* **EXERCISE OBJECTIVE**: Would you repeat the listing exactly but omit every picture?

BEGIN THE INPUT

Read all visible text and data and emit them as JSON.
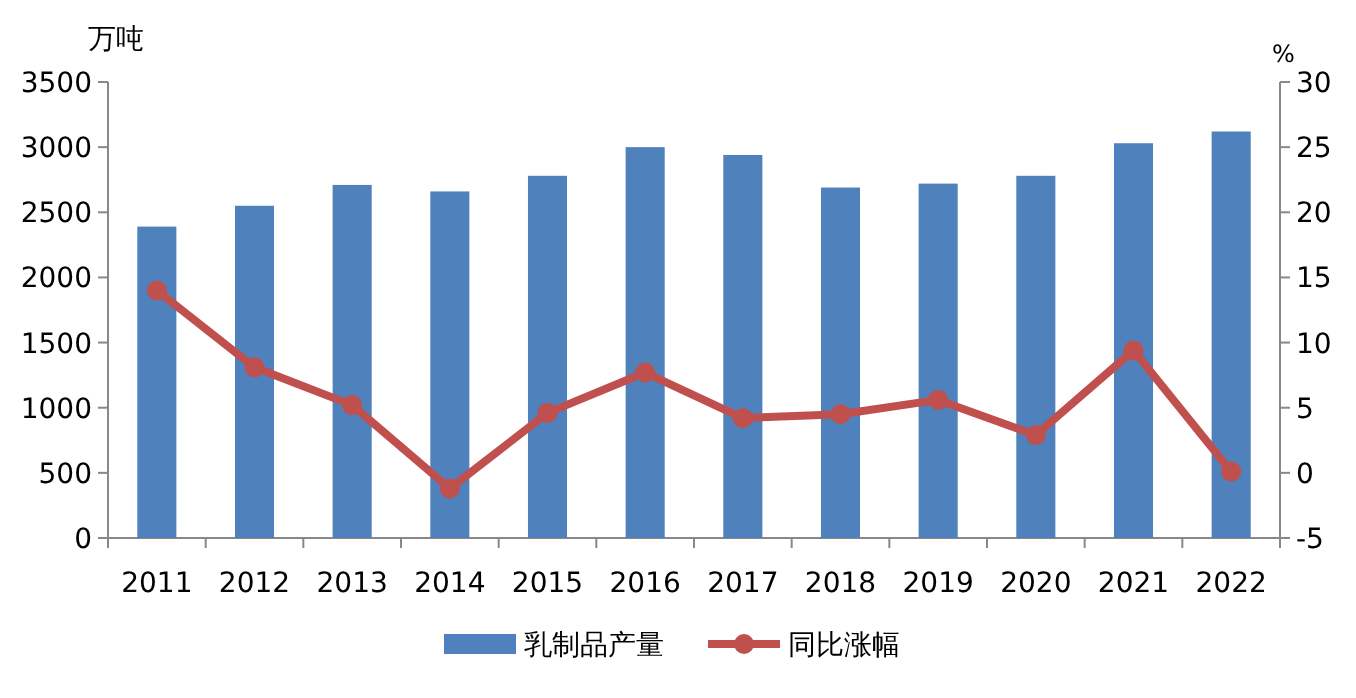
{
  "chart_data": {
    "type": "bar",
    "ylabel": "万吨",
    "y2label": "%",
    "categories": [
      "2011",
      "2012",
      "2013",
      "2014",
      "2015",
      "2016",
      "2017",
      "2018",
      "2019",
      "2020",
      "2021",
      "2022"
    ],
    "series": [
      {
        "name": "乳制品产量",
        "color": "#4f81bd",
        "values": [
          2390,
          2550,
          2710,
          2660,
          2780,
          3000,
          2940,
          2690,
          2720,
          2780,
          3030,
          3120
        ]
      },
      {
        "name": "同比涨幅",
        "type": "line",
        "axis": "y2",
        "color": "#c0504d",
        "marker": "circle",
        "values": [
          14.0,
          8.1,
          5.2,
          -1.2,
          4.6,
          7.7,
          4.2,
          4.5,
          5.6,
          2.9,
          9.4,
          0.1
        ]
      }
    ],
    "ylim": [
      0,
      3500
    ],
    "yticks": [
      0,
      500,
      1000,
      1500,
      2000,
      2500,
      3000,
      3500
    ],
    "y2lim": [
      -5,
      30
    ],
    "y2ticks": [
      -5,
      0,
      5,
      10,
      15,
      20,
      25,
      30
    ],
    "grid": false,
    "legend": "bottom"
  }
}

END THE INPUT

* **ANSWER BELOW**:
Read all visible text and data and emit them as JSON.
{
  "chart_data": {
    "type": "bar",
    "ylabel": "万吨",
    "y2label": "%",
    "categories": [
      "2011",
      "2012",
      "2013",
      "2014",
      "2015",
      "2016",
      "2017",
      "2018",
      "2019",
      "2020",
      "2021",
      "2022"
    ],
    "series": [
      {
        "name": "乳制品产量",
        "color": "#4f81bd",
        "values": [
          2390,
          2550,
          2710,
          2660,
          2780,
          3000,
          2940,
          2690,
          2720,
          2780,
          3030,
          3120
        ]
      },
      {
        "name": "同比涨幅",
        "type": "line",
        "axis": "y2",
        "color": "#c0504d",
        "marker": "circle",
        "values": [
          14.0,
          8.1,
          5.2,
          -1.2,
          4.6,
          7.7,
          4.2,
          4.5,
          5.6,
          2.9,
          9.4,
          0.1
        ]
      }
    ],
    "ylim": [
      0,
      3500
    ],
    "yticks": [
      0,
      500,
      1000,
      1500,
      2000,
      2500,
      3000,
      3500
    ],
    "y2lim": [
      -5,
      30
    ],
    "y2ticks": [
      -5,
      0,
      5,
      10,
      15,
      20,
      25,
      30
    ],
    "grid": false,
    "legend": "bottom"
  }
}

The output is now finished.